▶ **Exercise goal**
In the listing below, locate the lines bearing the word "Temperatur". Copy every one of them.
▼
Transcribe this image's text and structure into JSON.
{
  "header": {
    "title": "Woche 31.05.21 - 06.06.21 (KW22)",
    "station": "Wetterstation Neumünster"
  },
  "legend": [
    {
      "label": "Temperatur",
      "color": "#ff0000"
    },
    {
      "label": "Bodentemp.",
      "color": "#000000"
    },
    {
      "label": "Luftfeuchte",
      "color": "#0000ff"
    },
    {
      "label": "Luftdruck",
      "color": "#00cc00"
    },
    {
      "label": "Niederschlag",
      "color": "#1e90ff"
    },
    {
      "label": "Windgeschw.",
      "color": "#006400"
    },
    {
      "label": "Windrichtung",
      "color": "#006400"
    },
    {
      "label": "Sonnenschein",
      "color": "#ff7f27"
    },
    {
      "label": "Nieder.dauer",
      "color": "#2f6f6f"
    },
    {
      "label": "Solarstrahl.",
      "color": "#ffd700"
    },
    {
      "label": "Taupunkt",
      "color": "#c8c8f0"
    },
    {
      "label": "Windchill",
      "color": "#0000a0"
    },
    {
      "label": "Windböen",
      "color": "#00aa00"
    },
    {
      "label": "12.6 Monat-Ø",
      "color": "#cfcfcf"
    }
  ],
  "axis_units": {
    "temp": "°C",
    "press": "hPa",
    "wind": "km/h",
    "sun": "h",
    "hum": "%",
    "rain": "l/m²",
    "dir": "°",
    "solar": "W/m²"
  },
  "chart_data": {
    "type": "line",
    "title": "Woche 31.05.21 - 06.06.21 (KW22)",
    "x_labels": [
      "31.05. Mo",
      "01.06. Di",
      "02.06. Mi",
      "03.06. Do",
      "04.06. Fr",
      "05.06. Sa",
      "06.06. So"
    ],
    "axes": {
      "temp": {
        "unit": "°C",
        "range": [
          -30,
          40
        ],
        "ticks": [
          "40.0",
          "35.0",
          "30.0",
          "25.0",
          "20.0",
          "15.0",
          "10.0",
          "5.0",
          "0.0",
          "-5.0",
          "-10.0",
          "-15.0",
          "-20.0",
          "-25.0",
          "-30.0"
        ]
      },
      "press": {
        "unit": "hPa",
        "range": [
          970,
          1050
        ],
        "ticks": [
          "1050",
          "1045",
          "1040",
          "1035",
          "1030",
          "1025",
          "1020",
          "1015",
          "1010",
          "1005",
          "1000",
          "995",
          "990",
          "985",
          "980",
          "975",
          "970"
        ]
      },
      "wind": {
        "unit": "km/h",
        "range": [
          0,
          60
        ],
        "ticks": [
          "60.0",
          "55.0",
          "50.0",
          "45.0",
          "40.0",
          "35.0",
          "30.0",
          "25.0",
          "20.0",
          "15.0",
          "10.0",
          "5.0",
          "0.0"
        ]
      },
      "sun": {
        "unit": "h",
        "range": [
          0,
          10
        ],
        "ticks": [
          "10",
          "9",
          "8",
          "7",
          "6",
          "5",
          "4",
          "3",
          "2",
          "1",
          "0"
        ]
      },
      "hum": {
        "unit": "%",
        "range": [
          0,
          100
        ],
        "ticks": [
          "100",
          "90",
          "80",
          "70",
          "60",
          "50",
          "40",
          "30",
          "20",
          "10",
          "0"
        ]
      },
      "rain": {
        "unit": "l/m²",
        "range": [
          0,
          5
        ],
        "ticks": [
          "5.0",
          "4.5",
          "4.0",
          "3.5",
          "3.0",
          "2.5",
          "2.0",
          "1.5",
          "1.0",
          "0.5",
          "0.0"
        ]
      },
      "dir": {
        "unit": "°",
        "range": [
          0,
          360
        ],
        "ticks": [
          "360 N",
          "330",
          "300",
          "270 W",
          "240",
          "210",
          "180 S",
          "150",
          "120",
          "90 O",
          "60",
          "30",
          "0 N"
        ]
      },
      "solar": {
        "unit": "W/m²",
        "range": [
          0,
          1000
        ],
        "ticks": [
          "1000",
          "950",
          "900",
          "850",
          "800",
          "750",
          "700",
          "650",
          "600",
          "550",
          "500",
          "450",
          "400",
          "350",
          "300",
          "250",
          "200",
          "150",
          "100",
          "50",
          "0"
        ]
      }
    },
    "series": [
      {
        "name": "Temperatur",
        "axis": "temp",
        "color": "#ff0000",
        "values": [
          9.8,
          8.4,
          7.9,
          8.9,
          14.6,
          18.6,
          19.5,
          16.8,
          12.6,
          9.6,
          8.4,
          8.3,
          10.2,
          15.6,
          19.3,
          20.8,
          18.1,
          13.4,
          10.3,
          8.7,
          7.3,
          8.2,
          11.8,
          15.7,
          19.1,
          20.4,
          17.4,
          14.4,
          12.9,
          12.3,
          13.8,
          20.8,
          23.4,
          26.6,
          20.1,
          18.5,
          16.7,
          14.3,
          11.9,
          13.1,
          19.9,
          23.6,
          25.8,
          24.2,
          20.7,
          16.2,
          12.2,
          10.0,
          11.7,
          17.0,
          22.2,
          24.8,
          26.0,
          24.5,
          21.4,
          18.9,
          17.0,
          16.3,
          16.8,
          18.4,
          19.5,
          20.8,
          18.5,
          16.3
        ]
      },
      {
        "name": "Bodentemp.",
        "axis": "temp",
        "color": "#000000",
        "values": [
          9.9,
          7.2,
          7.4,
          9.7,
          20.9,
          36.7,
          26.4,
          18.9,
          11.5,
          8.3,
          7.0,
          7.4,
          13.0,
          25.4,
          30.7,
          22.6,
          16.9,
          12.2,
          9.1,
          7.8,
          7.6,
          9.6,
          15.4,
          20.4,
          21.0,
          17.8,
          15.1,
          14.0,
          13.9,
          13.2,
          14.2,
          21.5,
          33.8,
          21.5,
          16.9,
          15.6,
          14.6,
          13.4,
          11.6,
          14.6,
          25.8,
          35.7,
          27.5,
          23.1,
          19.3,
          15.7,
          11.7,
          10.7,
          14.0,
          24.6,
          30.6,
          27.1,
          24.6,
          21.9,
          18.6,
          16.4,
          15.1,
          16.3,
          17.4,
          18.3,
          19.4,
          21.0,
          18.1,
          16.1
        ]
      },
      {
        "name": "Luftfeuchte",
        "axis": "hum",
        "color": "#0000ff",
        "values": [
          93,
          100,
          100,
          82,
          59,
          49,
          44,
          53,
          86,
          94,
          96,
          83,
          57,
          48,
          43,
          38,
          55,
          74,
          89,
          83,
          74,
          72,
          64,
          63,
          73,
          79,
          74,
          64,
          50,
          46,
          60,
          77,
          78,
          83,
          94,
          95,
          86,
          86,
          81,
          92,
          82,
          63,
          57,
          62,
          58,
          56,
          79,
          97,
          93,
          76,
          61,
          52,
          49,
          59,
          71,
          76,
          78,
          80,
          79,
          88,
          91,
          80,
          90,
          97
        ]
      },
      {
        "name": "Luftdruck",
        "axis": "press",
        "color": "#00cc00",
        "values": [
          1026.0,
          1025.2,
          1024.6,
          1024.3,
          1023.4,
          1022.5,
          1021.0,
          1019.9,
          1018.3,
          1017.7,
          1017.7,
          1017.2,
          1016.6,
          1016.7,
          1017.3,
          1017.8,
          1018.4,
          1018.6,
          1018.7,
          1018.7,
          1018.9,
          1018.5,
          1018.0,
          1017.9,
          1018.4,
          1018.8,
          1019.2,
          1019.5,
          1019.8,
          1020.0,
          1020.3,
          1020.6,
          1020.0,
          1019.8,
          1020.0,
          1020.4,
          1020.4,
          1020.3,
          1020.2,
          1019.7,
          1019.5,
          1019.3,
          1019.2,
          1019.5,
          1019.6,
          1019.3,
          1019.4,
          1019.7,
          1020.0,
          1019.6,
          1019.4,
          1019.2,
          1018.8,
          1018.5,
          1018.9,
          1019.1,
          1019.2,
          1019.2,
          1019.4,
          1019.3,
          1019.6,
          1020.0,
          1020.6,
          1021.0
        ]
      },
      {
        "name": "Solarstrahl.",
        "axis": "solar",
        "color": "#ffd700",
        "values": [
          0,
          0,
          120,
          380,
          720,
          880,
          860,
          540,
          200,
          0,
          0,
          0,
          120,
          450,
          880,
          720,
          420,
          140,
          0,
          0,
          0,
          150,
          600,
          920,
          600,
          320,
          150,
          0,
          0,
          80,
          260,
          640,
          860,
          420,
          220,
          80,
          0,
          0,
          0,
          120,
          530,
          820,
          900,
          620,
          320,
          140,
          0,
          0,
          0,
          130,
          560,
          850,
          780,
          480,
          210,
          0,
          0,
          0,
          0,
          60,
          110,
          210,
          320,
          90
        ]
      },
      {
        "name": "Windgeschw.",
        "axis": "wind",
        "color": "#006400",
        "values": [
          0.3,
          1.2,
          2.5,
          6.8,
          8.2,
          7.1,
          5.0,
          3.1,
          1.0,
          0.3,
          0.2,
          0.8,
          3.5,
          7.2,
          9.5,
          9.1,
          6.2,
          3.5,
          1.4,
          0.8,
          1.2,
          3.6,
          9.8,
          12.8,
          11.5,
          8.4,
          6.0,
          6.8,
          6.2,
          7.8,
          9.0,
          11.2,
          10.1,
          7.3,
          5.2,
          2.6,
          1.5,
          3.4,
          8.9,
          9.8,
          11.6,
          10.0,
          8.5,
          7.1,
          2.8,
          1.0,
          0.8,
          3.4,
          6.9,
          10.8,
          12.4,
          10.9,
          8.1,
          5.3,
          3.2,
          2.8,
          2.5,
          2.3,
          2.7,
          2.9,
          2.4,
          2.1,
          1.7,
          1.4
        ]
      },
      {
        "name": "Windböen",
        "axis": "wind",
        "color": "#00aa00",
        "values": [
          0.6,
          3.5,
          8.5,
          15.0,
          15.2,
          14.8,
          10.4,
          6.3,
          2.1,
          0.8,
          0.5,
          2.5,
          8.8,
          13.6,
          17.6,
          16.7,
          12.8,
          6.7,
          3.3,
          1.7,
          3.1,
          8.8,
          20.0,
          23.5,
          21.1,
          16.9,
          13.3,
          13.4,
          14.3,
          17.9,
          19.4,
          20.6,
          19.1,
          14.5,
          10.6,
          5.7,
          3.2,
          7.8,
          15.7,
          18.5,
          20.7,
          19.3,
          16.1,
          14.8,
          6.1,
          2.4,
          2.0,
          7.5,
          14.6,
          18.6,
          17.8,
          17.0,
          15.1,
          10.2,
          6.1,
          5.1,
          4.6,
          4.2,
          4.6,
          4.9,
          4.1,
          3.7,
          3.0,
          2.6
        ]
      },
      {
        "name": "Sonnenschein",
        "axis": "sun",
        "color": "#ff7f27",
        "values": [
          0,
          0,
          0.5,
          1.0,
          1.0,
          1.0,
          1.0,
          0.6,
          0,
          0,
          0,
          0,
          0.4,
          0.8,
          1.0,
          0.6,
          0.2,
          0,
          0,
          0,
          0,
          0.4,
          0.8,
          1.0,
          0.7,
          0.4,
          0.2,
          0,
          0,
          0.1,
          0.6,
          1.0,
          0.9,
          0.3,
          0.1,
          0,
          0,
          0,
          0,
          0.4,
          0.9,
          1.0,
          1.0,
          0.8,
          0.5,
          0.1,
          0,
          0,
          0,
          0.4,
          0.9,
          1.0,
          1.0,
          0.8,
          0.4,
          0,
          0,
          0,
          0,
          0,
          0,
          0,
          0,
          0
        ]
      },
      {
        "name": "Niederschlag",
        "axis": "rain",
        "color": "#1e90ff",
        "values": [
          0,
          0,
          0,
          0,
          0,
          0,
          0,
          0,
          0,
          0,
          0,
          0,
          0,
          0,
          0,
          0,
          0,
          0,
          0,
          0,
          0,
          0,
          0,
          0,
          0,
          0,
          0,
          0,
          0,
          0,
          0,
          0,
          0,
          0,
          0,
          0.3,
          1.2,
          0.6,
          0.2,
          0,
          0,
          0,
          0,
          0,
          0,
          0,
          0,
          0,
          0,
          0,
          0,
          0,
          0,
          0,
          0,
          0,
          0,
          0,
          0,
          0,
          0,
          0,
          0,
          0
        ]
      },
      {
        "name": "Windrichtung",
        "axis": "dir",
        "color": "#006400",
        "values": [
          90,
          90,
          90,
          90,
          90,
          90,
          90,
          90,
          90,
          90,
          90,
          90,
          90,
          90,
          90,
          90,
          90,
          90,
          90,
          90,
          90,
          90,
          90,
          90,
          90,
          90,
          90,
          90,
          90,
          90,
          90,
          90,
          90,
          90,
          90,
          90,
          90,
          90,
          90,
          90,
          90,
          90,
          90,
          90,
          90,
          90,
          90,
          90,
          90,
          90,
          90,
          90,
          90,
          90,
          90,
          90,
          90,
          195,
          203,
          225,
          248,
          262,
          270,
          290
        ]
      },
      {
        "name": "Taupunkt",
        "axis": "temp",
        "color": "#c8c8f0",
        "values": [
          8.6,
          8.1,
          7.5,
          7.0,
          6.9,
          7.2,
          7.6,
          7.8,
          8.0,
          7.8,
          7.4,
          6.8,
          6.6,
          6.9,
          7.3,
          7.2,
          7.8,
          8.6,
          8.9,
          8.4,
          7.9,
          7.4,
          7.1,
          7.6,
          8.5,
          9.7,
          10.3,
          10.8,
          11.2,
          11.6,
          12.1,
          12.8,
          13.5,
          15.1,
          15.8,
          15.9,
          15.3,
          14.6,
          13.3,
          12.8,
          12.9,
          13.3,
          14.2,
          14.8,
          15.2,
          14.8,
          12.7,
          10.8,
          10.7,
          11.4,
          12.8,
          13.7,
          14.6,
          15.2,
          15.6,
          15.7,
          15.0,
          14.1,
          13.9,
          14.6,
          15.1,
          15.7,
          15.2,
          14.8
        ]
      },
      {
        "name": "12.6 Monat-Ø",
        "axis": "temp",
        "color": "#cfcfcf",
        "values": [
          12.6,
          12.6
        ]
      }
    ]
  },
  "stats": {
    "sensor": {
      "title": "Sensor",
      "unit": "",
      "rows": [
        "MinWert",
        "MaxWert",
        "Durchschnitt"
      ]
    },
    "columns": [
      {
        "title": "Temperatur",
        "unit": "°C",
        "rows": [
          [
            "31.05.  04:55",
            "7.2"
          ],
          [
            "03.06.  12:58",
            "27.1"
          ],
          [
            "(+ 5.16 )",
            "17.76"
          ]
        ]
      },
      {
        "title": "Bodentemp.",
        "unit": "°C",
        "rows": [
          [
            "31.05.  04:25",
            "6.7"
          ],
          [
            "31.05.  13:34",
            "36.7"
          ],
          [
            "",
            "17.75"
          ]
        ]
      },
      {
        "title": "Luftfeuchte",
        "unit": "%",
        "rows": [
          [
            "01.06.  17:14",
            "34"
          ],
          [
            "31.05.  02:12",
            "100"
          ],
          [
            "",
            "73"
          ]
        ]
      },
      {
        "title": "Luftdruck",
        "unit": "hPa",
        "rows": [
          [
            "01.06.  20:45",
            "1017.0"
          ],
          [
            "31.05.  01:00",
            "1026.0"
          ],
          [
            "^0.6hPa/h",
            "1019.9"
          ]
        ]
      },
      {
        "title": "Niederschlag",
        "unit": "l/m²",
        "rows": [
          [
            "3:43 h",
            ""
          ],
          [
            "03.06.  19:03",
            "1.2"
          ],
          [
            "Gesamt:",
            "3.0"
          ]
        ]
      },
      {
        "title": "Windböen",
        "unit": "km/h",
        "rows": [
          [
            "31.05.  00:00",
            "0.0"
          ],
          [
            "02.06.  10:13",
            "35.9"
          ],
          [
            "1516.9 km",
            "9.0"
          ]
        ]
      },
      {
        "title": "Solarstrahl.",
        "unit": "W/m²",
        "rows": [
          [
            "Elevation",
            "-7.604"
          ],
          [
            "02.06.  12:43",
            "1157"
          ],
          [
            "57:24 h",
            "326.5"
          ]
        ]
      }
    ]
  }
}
▲
▶ **Answer to this exercise**
      "label": "Temperatur",
        "name": "Temperatur",
        "title": "Temperatur",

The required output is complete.